What to do: Copy out the lines that include the word "take".

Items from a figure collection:
####################

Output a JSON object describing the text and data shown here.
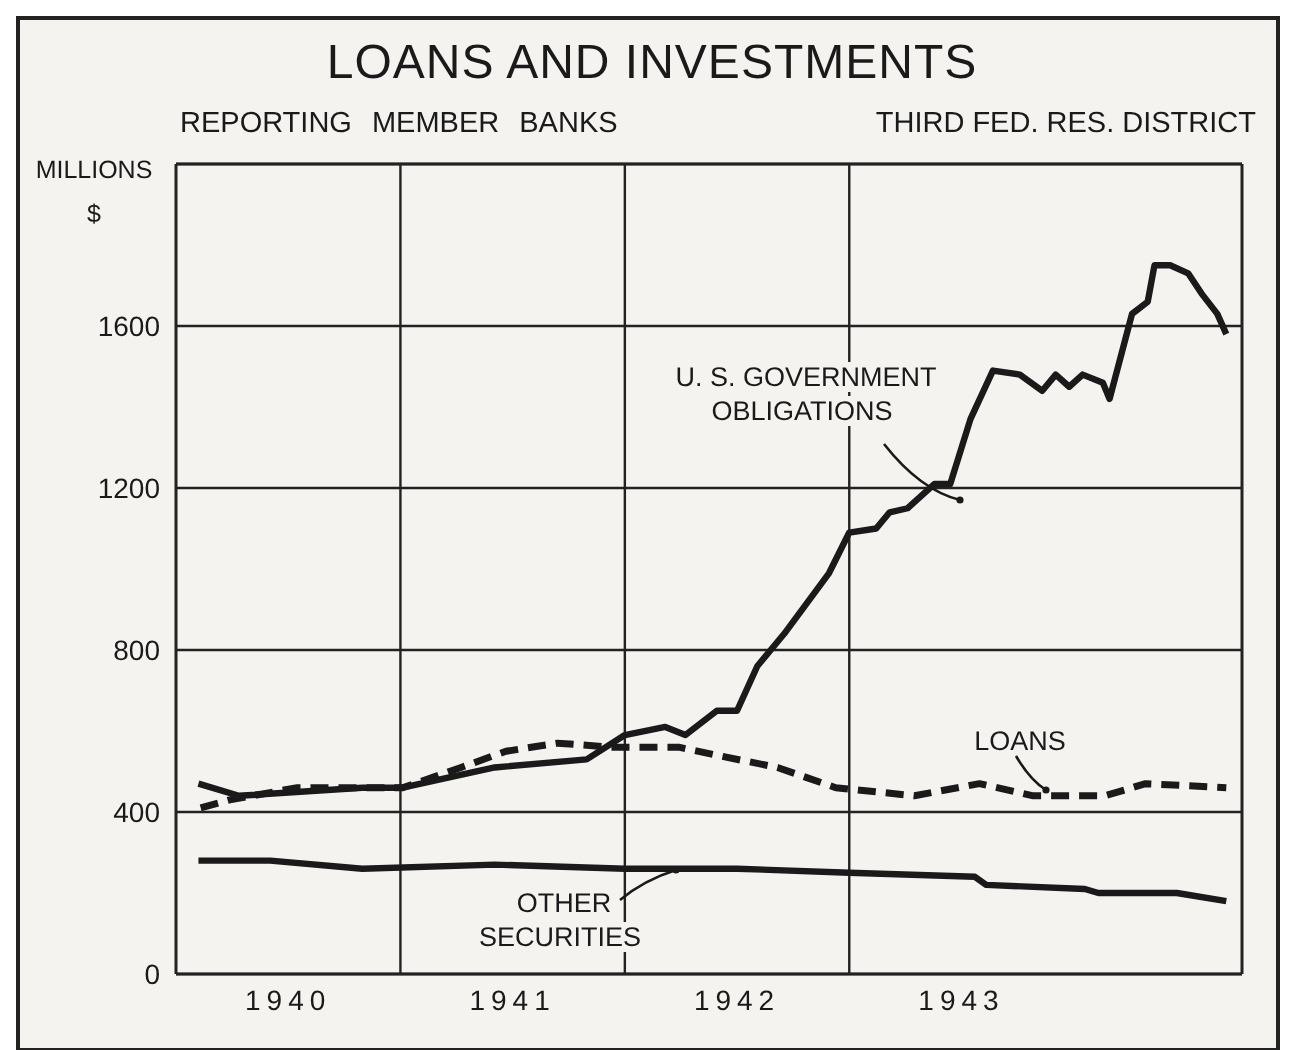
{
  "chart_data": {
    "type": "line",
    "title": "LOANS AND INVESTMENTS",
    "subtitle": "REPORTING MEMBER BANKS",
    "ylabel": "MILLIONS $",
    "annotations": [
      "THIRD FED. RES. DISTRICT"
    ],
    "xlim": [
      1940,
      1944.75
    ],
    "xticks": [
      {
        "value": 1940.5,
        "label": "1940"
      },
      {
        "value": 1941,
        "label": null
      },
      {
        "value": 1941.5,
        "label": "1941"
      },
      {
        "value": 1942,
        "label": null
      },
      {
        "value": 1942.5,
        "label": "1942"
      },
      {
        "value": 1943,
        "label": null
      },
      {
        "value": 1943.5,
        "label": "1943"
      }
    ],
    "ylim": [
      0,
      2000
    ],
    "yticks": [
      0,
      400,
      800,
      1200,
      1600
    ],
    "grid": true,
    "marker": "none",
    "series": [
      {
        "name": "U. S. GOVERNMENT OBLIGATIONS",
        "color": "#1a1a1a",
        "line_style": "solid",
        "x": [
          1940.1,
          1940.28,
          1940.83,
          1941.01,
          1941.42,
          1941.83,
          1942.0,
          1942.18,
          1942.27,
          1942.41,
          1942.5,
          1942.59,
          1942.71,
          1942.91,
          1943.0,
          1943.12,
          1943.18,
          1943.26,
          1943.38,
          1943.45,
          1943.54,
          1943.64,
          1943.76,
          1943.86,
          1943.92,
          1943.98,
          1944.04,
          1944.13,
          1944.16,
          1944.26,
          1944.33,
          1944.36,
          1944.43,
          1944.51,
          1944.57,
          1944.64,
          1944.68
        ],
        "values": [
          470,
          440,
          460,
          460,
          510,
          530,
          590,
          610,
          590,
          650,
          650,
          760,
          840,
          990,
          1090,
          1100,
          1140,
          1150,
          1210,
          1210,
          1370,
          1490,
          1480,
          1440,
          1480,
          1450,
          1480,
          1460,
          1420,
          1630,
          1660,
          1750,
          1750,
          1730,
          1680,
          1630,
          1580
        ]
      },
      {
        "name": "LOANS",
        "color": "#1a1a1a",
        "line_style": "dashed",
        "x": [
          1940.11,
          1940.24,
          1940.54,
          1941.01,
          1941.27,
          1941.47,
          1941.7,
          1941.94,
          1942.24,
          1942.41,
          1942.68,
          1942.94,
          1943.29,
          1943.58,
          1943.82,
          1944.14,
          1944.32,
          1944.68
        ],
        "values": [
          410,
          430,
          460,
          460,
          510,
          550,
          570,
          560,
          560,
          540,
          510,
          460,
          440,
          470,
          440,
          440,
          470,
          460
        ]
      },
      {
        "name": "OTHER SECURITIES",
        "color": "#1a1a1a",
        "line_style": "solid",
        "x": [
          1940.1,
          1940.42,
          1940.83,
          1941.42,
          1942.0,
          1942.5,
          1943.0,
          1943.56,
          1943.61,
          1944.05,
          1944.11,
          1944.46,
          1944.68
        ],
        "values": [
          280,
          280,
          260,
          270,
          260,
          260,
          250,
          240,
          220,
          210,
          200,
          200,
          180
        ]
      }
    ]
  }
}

####################

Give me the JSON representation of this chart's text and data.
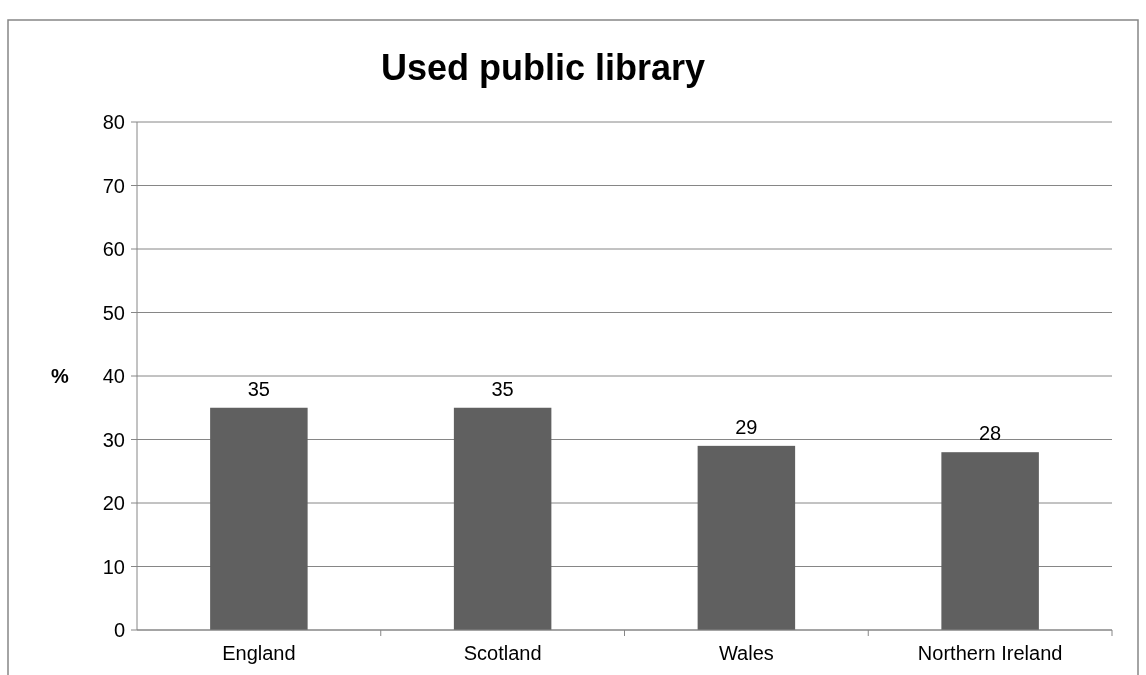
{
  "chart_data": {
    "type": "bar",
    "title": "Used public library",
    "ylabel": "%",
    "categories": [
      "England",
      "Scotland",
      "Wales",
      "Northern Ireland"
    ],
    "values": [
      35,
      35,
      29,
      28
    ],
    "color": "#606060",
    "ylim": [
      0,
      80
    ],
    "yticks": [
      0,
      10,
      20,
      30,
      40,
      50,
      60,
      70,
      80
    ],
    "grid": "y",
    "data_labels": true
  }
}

####################

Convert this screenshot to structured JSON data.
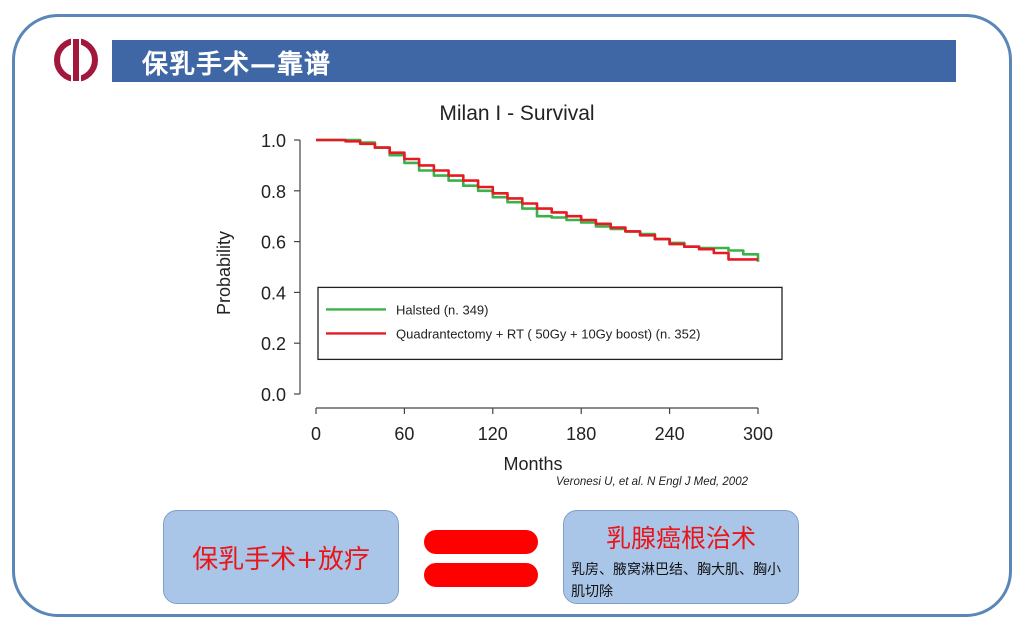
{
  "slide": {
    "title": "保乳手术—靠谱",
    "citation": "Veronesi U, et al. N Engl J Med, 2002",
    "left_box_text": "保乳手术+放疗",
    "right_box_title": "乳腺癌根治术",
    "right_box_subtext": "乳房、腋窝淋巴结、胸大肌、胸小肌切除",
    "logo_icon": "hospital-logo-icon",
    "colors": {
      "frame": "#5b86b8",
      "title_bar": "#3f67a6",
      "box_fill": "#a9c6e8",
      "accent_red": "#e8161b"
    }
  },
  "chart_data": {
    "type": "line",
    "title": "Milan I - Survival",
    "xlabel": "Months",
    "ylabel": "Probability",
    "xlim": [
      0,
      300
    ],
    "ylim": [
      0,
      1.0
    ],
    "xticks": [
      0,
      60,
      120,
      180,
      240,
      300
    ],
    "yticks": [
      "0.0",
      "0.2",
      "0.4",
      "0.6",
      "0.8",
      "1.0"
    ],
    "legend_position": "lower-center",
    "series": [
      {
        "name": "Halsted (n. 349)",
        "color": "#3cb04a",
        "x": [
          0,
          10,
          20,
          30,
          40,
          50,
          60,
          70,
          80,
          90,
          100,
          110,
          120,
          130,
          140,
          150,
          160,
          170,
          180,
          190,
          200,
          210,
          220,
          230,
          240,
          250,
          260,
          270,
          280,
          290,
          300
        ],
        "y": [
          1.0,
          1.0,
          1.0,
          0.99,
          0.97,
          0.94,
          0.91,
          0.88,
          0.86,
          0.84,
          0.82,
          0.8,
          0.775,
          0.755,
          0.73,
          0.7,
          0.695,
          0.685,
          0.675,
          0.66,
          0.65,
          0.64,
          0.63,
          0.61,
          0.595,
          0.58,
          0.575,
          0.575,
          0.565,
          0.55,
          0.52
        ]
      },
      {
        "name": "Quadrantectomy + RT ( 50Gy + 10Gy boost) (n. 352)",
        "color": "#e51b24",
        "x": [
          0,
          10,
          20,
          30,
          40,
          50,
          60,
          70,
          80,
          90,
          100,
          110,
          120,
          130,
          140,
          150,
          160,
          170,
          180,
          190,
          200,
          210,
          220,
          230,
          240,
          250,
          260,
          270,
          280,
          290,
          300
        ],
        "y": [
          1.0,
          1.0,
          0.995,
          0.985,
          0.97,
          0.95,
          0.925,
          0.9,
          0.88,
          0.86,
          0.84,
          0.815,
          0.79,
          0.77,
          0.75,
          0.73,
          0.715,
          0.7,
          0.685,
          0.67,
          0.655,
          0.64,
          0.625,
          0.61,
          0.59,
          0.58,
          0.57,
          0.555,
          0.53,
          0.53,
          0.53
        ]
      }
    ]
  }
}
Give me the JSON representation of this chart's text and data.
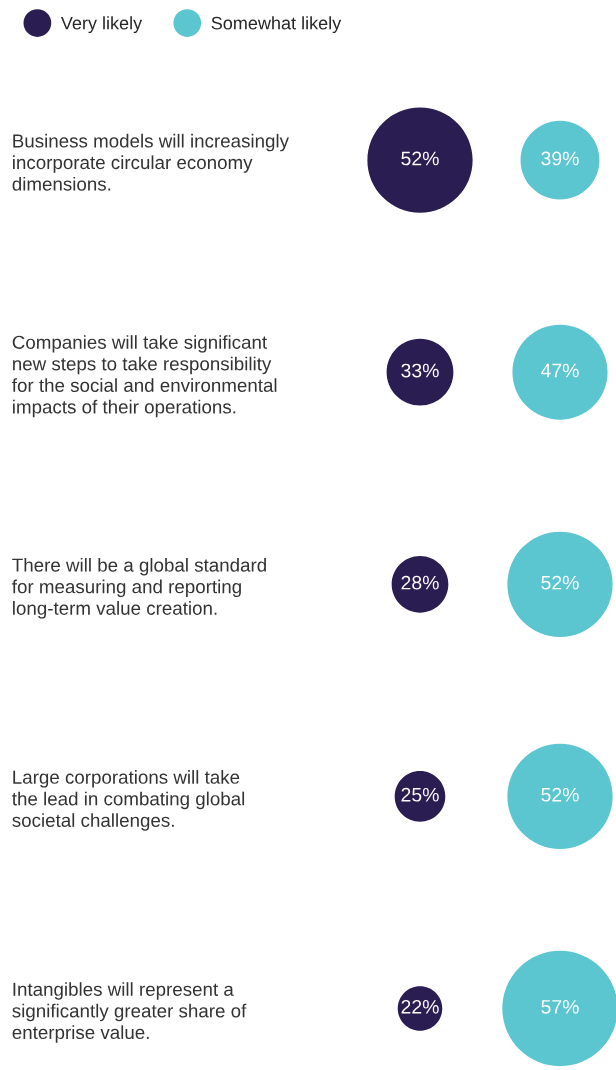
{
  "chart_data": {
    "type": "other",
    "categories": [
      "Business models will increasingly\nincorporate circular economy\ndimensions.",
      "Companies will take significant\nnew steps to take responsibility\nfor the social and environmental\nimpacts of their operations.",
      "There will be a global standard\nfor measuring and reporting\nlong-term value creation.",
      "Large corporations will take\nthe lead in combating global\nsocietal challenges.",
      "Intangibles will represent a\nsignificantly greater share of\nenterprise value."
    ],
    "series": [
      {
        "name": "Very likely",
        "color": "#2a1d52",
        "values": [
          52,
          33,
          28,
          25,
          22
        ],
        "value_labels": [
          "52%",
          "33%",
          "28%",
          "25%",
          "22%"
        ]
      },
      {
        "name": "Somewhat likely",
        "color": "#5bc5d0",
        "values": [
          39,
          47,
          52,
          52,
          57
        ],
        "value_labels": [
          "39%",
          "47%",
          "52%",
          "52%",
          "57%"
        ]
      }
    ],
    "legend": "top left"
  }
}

####################

Full solution:
      "Companies will take significant\nnew steps to take responsibility\nfor the social and environmental\nimpacts of their operations.",
      "Large corporations will take\nthe lead in combating global\nsocietal challenges.",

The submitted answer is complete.